__Instructions to follow__:
Give the count of lines that include the string "this". Add nothing to it.

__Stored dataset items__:
----------------------------------------

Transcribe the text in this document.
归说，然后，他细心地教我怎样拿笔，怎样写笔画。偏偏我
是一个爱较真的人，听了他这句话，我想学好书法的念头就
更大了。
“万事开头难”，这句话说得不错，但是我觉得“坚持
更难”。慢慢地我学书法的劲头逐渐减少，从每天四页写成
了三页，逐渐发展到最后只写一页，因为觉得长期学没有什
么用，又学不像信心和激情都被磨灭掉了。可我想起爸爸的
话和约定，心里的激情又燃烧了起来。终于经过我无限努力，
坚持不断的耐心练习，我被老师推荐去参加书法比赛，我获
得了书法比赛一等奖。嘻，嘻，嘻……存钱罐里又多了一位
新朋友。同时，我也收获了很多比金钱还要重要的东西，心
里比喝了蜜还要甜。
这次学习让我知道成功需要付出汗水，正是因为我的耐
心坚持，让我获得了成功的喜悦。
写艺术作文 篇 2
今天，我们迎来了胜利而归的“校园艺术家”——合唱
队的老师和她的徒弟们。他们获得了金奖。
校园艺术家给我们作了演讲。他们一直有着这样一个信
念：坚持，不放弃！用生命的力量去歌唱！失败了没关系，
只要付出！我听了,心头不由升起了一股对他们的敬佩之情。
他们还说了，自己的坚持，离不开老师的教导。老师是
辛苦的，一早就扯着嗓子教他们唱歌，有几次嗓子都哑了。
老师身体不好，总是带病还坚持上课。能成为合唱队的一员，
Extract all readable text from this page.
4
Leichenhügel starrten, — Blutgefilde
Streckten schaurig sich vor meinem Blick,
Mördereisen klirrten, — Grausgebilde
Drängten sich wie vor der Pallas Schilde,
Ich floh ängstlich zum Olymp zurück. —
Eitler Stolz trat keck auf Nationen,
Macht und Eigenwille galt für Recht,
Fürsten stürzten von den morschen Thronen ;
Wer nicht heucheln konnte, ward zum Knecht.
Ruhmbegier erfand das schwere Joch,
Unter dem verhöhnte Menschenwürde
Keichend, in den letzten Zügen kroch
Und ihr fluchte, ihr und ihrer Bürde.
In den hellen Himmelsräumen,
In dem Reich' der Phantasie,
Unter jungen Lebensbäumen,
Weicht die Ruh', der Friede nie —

----------------------------------------

__Answer in full__:
2